▸ Ejercicio propuesto: Devuelva sin alteraciones el pasaje de la crónica sobre la etapa del Tour en Londres que empieza en "En Londres, despedida" y termina en "Peter Dejong (AP)".

En Londres, despedida de la isla y nueva victoria al sprint del imbatible Kittel

Carlos Arribas
Kittel se lanza a por la victoria.
Kittel se lanza a por la victoria. Peter Dejong (AP)

Cuando de pequeño se viaja a Londres, una de las historias que más llama la atención es ese cuento que cuenta el guía turístico que explica que la estatua de Churchill ante el Parlamento está electrificada y protegida para evitar que se posen las palomas y llenen de palominos su sagrada y enorme figura achaparrada. Puede ser verdad, y también que más que la suciedad aviar al hombre de la sangre, el sudor y las lágrimas le molestara que en su jardín, a pocos metros de su lugar histórico, se desarrollara bajo la lluvia tan londinense como el té una batalla germano-alemana entre los ciclistas más rápidos y potentes del momento, gentes como Tony Martin, André Greipel, John Degenkolb y, por supuesto, Marcel Kittel, sin que ningún inglés, y menos que ninguno el pobre Cavendish, ya manco y retirado (se operará el miércoles de rotura de ligamentos en el hombro derecho: seis semanas de baja), pudiera darles la réplica que merecían. Como en Harrogate el primer día ganó el invencible, Kittel, que después se fue a toda velocidad a coger junto a todo el pelotón un avión para saltar el canal y llegar de una vez el continente, donde les espera, dicen, más lluvia el miércoles, y el pavés de Roubaix con el tiburón Nibali de amarillo y ánimo atacante.

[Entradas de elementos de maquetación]
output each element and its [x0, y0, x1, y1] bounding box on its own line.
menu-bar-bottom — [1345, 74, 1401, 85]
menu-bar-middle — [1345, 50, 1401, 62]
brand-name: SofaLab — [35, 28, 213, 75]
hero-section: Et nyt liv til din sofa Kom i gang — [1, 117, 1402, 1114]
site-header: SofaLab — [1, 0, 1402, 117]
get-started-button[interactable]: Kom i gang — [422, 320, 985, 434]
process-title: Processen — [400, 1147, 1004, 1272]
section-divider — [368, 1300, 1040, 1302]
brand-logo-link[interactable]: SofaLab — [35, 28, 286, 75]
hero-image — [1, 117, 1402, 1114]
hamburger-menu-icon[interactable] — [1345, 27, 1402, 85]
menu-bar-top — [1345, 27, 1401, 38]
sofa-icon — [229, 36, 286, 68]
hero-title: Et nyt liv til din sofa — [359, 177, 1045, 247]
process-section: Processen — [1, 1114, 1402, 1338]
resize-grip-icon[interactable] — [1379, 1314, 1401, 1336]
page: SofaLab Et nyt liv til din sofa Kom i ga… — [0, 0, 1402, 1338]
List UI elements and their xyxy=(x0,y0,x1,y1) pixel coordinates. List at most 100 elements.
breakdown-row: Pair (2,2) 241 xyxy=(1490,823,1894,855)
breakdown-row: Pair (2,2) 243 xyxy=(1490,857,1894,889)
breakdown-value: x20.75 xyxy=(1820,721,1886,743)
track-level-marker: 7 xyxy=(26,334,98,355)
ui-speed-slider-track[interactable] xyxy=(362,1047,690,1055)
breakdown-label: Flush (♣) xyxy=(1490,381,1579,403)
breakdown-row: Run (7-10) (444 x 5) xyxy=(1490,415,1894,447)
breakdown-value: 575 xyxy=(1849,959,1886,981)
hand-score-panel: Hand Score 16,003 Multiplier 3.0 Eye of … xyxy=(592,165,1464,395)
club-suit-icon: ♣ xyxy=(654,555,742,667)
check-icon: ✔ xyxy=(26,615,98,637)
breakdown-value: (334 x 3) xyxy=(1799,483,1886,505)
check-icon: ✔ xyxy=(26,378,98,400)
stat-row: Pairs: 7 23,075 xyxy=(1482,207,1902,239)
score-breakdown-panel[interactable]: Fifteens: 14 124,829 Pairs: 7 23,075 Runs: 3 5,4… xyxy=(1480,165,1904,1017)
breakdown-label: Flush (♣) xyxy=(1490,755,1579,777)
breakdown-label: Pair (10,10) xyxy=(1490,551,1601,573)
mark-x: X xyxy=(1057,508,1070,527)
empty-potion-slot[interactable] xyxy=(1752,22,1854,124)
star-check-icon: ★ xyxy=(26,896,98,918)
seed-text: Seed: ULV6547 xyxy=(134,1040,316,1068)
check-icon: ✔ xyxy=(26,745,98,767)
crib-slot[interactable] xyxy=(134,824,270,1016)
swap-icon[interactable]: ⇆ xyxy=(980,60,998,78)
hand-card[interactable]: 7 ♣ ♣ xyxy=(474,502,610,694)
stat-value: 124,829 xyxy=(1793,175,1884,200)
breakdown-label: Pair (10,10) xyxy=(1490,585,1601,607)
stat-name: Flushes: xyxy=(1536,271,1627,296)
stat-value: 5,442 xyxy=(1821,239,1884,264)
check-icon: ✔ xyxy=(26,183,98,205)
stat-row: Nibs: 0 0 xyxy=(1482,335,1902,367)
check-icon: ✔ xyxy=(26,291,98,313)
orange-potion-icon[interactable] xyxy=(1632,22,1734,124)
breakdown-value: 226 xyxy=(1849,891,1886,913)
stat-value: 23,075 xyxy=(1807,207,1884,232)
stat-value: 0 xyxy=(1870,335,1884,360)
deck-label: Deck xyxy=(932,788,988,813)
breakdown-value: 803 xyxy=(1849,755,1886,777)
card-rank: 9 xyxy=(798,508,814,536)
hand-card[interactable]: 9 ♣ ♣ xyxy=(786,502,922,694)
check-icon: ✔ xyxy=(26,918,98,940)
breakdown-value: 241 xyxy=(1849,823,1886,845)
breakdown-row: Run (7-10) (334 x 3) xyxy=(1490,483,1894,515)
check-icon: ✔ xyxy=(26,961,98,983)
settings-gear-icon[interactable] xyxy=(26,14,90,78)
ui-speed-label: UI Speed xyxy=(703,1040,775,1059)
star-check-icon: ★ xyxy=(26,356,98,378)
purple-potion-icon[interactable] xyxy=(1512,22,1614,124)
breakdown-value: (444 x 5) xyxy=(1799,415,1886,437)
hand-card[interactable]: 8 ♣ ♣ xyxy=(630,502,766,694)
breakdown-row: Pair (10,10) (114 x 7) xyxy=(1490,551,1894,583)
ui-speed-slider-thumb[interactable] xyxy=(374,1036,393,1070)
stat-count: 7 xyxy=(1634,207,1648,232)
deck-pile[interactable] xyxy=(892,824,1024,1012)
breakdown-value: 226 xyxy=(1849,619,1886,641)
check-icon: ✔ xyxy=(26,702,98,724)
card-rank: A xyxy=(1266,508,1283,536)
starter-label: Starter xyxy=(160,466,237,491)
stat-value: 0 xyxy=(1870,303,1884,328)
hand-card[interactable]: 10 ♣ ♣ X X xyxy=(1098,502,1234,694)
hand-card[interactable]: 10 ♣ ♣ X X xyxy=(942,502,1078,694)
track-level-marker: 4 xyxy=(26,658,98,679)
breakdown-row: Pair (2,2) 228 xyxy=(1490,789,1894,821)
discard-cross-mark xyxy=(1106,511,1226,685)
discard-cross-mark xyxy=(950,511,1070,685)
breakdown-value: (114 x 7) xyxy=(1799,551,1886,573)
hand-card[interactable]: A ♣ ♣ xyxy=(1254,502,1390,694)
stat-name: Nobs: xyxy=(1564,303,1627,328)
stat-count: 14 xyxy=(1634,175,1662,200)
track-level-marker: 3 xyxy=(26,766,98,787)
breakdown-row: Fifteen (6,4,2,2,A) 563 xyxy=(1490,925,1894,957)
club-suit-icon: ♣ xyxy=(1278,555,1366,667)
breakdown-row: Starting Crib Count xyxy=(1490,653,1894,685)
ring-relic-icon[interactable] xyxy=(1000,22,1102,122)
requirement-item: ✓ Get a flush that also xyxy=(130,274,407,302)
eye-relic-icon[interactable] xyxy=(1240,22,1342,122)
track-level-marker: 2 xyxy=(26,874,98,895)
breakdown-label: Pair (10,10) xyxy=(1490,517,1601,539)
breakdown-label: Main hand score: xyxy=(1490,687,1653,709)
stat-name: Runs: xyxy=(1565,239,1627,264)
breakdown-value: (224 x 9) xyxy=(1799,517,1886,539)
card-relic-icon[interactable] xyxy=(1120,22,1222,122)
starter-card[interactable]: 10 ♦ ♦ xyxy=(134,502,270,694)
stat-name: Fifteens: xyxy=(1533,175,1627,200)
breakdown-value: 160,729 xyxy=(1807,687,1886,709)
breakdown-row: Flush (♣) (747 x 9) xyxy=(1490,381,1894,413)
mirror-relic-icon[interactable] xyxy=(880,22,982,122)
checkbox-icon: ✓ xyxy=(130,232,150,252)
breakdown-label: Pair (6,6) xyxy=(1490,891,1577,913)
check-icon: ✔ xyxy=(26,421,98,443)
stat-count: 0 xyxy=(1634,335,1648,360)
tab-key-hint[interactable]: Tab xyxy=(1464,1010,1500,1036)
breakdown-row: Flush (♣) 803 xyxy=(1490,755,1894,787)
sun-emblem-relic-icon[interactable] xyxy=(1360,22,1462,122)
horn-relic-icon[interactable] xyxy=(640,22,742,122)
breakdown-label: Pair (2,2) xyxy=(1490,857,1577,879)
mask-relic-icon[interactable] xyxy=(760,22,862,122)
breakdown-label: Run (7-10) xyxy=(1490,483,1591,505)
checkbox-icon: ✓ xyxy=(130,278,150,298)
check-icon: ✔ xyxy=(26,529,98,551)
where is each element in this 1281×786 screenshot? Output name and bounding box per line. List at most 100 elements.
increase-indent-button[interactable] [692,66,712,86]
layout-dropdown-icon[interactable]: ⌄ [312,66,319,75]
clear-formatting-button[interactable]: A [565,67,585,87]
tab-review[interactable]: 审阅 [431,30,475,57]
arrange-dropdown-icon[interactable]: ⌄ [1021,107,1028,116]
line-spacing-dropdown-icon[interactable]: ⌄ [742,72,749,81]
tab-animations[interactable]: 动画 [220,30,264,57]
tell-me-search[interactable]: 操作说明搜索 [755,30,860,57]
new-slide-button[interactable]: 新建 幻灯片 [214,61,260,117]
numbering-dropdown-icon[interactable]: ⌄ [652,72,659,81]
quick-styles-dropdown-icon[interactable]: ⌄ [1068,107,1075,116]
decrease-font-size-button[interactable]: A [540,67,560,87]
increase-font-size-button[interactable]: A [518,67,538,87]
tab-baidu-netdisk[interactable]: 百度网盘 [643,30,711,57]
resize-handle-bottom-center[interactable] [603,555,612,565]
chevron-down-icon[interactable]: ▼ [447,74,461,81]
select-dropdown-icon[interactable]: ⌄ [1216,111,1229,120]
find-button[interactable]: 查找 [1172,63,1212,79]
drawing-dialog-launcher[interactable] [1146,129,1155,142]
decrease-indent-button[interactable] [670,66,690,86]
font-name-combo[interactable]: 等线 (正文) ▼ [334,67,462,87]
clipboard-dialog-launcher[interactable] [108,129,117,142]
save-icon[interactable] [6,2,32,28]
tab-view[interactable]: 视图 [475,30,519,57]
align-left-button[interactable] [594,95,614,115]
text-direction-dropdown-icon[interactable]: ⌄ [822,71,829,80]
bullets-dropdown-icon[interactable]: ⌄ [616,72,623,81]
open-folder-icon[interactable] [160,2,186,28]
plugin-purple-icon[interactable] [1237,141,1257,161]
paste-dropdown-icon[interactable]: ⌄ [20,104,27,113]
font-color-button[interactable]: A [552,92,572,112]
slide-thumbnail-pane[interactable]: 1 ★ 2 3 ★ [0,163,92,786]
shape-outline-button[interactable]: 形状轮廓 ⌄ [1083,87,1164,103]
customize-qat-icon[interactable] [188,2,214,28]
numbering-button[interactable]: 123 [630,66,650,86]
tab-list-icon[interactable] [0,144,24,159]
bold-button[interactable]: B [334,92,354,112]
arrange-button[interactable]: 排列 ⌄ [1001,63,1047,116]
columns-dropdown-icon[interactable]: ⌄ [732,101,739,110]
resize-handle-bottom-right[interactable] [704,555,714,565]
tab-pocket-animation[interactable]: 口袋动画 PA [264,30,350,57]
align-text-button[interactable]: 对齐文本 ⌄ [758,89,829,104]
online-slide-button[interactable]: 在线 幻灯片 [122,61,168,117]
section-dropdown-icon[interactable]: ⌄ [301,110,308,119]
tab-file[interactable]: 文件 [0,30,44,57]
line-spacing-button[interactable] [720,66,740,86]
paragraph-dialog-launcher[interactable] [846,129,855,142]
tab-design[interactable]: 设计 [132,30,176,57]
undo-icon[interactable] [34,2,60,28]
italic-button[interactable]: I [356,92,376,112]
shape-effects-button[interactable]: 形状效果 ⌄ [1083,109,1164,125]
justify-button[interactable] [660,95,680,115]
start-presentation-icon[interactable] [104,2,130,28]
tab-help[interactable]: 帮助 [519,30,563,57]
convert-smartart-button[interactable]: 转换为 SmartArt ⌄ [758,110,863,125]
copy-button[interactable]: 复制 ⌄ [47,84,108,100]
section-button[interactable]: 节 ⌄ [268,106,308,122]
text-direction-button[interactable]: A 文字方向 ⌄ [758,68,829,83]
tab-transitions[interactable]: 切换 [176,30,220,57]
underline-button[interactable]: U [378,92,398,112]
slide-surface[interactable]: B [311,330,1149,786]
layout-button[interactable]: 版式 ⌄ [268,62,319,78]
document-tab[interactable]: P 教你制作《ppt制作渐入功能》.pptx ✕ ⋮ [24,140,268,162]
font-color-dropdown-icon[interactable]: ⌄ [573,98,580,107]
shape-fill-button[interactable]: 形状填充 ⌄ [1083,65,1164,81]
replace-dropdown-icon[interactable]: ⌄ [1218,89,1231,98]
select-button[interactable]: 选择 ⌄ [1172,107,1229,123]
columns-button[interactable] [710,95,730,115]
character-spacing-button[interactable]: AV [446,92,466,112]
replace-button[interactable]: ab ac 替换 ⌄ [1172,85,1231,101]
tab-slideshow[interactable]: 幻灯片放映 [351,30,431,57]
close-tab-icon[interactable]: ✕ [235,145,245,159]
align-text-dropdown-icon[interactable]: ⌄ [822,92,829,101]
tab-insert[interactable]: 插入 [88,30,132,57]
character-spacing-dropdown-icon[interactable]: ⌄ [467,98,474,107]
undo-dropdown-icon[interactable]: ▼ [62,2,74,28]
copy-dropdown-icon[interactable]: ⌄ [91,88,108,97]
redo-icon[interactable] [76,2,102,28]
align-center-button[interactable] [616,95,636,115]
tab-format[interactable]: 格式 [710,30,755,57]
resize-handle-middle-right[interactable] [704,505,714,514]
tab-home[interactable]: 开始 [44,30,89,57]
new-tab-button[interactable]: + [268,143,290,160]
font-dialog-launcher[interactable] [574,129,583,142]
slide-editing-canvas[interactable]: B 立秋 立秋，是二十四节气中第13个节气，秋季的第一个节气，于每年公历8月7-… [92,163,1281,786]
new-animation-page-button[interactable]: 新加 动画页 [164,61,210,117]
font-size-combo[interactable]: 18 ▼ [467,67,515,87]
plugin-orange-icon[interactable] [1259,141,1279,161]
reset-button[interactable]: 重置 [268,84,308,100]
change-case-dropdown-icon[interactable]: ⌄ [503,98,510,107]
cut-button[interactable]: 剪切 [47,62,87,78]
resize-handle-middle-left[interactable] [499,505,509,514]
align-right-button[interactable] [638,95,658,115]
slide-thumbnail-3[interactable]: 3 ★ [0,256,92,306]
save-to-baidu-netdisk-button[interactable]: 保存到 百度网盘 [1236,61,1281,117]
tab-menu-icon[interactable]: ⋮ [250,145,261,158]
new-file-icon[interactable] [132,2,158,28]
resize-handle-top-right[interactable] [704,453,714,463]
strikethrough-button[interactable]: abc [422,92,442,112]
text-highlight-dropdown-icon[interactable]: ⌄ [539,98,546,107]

▸ Respuesta al ejercicio:
En Londres, despedida de la isla y nueva victoria al sprint del imbatible Kittel

Carlos Arribas
Kittel se lanza a por la victoria.
Kittel se lanza a por la victoria. Peter Dejong (AP)